• [Directions for this task] Go through the listing and copy every line word for word.

• [Source records]
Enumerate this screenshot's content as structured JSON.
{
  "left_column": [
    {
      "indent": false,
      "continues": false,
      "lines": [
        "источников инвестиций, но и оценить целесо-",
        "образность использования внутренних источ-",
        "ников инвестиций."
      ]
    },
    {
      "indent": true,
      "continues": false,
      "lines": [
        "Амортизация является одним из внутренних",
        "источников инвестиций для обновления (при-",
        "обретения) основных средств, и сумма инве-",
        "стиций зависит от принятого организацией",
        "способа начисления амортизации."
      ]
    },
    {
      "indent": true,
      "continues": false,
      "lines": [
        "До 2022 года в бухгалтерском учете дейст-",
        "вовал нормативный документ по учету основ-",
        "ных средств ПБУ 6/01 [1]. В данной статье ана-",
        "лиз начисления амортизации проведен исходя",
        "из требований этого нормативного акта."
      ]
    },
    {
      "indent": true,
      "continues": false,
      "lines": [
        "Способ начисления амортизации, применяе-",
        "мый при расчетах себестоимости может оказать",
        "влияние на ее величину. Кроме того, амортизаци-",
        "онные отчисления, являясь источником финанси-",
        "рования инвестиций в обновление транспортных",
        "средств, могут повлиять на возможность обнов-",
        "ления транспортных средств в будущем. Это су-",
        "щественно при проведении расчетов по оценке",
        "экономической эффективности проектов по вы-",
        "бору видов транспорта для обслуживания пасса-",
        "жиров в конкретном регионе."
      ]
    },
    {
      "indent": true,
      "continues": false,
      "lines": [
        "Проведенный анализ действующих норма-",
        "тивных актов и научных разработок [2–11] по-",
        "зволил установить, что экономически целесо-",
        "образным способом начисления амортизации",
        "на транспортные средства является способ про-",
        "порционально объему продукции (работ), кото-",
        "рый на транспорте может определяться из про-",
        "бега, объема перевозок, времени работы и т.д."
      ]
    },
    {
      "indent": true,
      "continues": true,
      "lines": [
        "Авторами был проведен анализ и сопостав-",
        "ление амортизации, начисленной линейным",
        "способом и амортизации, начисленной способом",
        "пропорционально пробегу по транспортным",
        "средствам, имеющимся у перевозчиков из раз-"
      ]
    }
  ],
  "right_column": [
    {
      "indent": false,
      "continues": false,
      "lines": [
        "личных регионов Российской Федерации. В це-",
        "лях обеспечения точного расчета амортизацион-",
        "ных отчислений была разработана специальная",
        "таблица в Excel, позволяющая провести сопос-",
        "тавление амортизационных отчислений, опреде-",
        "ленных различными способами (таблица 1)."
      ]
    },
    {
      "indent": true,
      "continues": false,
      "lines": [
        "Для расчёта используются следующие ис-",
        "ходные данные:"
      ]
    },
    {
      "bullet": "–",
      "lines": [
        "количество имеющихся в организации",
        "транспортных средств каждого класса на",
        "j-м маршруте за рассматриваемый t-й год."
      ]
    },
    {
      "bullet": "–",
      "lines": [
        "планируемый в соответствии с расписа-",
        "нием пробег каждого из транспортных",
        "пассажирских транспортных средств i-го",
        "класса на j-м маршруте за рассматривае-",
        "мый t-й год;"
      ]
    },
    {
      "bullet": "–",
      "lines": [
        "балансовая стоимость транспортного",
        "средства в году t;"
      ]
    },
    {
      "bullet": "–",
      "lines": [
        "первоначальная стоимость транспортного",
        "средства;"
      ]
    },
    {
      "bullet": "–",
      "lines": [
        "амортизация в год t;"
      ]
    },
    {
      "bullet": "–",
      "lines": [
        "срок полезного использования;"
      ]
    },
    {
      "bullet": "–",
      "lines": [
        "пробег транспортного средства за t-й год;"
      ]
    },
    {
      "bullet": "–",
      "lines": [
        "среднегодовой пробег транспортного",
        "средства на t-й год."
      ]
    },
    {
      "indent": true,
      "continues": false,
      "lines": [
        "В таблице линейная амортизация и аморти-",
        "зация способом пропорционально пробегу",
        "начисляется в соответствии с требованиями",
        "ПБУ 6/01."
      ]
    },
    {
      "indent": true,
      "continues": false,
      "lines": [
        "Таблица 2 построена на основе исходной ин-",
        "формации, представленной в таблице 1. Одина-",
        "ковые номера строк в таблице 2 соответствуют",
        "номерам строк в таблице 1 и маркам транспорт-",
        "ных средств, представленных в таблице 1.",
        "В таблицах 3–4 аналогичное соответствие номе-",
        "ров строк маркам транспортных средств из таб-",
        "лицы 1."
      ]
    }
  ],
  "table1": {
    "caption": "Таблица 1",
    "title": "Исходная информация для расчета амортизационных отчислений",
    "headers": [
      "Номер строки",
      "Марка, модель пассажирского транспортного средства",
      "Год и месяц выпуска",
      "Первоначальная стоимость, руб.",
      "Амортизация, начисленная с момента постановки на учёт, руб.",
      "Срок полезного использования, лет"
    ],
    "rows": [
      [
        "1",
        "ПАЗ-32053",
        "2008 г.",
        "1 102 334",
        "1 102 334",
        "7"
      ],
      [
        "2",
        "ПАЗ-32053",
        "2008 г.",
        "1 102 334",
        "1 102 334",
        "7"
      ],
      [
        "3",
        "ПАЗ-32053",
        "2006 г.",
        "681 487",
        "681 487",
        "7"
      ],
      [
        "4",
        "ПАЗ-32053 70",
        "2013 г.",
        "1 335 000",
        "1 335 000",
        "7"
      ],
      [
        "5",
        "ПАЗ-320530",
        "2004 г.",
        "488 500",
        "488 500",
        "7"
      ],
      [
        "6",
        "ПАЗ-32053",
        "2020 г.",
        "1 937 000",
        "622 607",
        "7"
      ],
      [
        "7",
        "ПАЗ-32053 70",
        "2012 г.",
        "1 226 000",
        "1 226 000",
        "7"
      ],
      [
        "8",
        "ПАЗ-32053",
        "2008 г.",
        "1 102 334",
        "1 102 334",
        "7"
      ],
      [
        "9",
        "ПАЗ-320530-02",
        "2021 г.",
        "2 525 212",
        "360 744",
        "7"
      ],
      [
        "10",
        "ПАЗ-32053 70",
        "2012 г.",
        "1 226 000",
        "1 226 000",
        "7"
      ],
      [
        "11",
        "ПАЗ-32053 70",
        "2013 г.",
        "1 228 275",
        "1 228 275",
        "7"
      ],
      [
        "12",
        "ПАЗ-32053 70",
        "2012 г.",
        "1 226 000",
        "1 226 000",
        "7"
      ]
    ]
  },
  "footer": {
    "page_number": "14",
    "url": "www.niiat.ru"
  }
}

• [Task answer]
Enumerate this screenshot's content as structured JSON.
{
  "left_column": [
    {
      "indent": false,
      "continues": false,
      "lines": [
        "источников инвестиций, но и оценить целесо-",
        "образность использования внутренних источ-",
        "ников инвестиций."
      ]
    },
    {
      "indent": true,
      "continues": false,
      "lines": [
        "Амортизация является одним из внутренних",
        "источников инвестиций для обновления (при-",
        "обретения) основных средств, и сумма инве-",
        "стиций зависит от принятого организацией",
        "способа начисления амортизации."
      ]
    },
    {
      "indent": true,
      "continues": false,
      "lines": [
        "До 2022 года в бухгалтерском учете дейст-",
        "вовал нормативный документ по учету основ-",
        "ных средств ПБУ 6/01 [1]. В данной статье ана-",
        "лиз начисления амортизации проведен исходя",
        "из требований этого нормативного акта."
      ]
    },
    {
      "indent": true,
      "continues": false,
      "lines": [
        "Способ начисления амортизации, применяе-",
        "мый при расчетах себестоимости может оказать",
        "влияние на ее величину. Кроме того, амортизаци-",
        "онные отчисления, являясь источником финанси-",
        "рования инвестиций в обновление транспортных",
        "средств, могут повлиять на возможность обнов-",
        "ления транспортных средств в будущем. Это су-",
        "щественно при проведении расчетов по оценке",
        "экономической эффективности проектов по вы-",
        "бору видов транспорта для обслуживания пасса-",
        "жиров в конкретном регионе."
      ]
    },
    {
      "indent": true,
      "continues": false,
      "lines": [
        "Проведенный анализ действующих норма-",
        "тивных актов и научных разработок [2–11] по-",
        "зволил установить, что экономически целесо-",
        "образным способом начисления амортизации",
        "на транспортные средства является способ про-",
        "порционально объему продукции (работ), кото-",
        "рый на транспорте может определяться из про-",
        "бега, объема перевозок, времени работы и т.д."
      ]
    },
    {
      "indent": true,
      "continues": true,
      "lines": [
        "Авторами был проведен анализ и сопостав-",
        "ление амортизации, начисленной линейным",
        "способом и амортизации, начисленной способом",
        "пропорционально пробегу по транспортным",
        "средствам, имеющимся у перевозчиков из раз-"
      ]
    }
  ],
  "right_column": [
    {
      "indent": false,
      "continues": false,
      "lines": [
        "личных регионов Российской Федерации. В це-",
        "лях обеспечения точного расчета амортизацион-",
        "ных отчислений была разработана специальная",
        "таблица в Excel, позволяющая провести сопос-",
        "тавление амортизационных отчислений, опреде-",
        "ленных различными способами (таблица 1)."
      ]
    },
    {
      "indent": true,
      "continues": false,
      "lines": [
        "Для расчёта используются следующие ис-",
        "ходные данные:"
      ]
    },
    {
      "bullet": "–",
      "lines": [
        "количество имеющихся в организации",
        "транспортных средств каждого класса на",
        "j-м маршруте за рассматриваемый t-й год."
      ]
    },
    {
      "bullet": "–",
      "lines": [
        "планируемый в соответствии с расписа-",
        "нием пробег каждого из транспортных",
        "пассажирских транспортных средств i-го",
        "класса на j-м маршруте за рассматривае-",
        "мый t-й год;"
      ]
    },
    {
      "bullet": "–",
      "lines": [
        "балансовая стоимость транспортного",
        "средства в году t;"
      ]
    },
    {
      "bullet": "–",
      "lines": [
        "первоначальная стоимость транспортного",
        "средства;"
      ]
    },
    {
      "bullet": "–",
      "lines": [
        "амортизация в год t;"
      ]
    },
    {
      "bullet": "–",
      "lines": [
        "срок полезного использования;"
      ]
    },
    {
      "bullet": "–",
      "lines": [
        "пробег транспортного средства за t-й год;"
      ]
    },
    {
      "bullet": "–",
      "lines": [
        "среднегодовой пробег транспортного",
        "средства на t-й год."
      ]
    },
    {
      "indent": true,
      "continues": false,
      "lines": [
        "В таблице линейная амортизация и аморти-",
        "зация способом пропорционально пробегу",
        "начисляется в соответствии с требованиями",
        "ПБУ 6/01."
      ]
    },
    {
      "indent": true,
      "continues": false,
      "lines": [
        "Таблица 2 построена на основе исходной ин-",
        "формации, представленной в таблице 1. Одина-",
        "ковые номера строк в таблице 2 соответствуют",
        "номерам строк в таблице 1 и маркам транспорт-",
        "ных средств, представленных в таблице 1.",
        "В таблицах 3–4 аналогичное соответствие номе-",
        "ров строк маркам транспортных средств из таб-",
        "лицы 1."
      ]
    }
  ],
  "table1": {
    "caption": "Таблица 1",
    "title": "Исходная информация для расчета амортизационных отчислений",
    "headers": [
      "Номер строки",
      "Марка, модель пассажирского транспортного средства",
      "Год и месяц выпуска",
      "Первоначальная стоимость, руб.",
      "Амортизация, начисленная с момента постановки на учёт, руб.",
      "Срок полезного использования, лет"
    ],
    "rows": [
      [
        "1",
        "ПАЗ-32053",
        "2008 г.",
        "1 102 334",
        "1 102 334",
        "7"
      ],
      [
        "2",
        "ПАЗ-32053",
        "2008 г.",
        "1 102 334",
        "1 102 334",
        "7"
      ],
      [
        "3",
        "ПАЗ-32053",
        "2006 г.",
        "681 487",
        "681 487",
        "7"
      ],
      [
        "4",
        "ПАЗ-32053 70",
        "2013 г.",
        "1 335 000",
        "1 335 000",
        "7"
      ],
      [
        "5",
        "ПАЗ-320530",
        "2004 г.",
        "488 500",
        "488 500",
        "7"
      ],
      [
        "6",
        "ПАЗ-32053",
        "2020 г.",
        "1 937 000",
        "622 607",
        "7"
      ],
      [
        "7",
        "ПАЗ-32053 70",
        "2012 г.",
        "1 226 000",
        "1 226 000",
        "7"
      ],
      [
        "8",
        "ПАЗ-32053",
        "2008 г.",
        "1 102 334",
        "1 102 334",
        "7"
      ],
      [
        "9",
        "ПАЗ-320530-02",
        "2021 г.",
        "2 525 212",
        "360 744",
        "7"
      ],
      [
        "10",
        "ПАЗ-32053 70",
        "2012 г.",
        "1 226 000",
        "1 226 000",
        "7"
      ],
      [
        "11",
        "ПАЗ-32053 70",
        "2013 г.",
        "1 228 275",
        "1 228 275",
        "7"
      ],
      [
        "12",
        "ПАЗ-32053 70",
        "2012 г.",
        "1 226 000",
        "1 226 000",
        "7"
      ]
    ]
  },
  "footer": {
    "page_number": "14",
    "url": "www.niiat.ru"
  }
}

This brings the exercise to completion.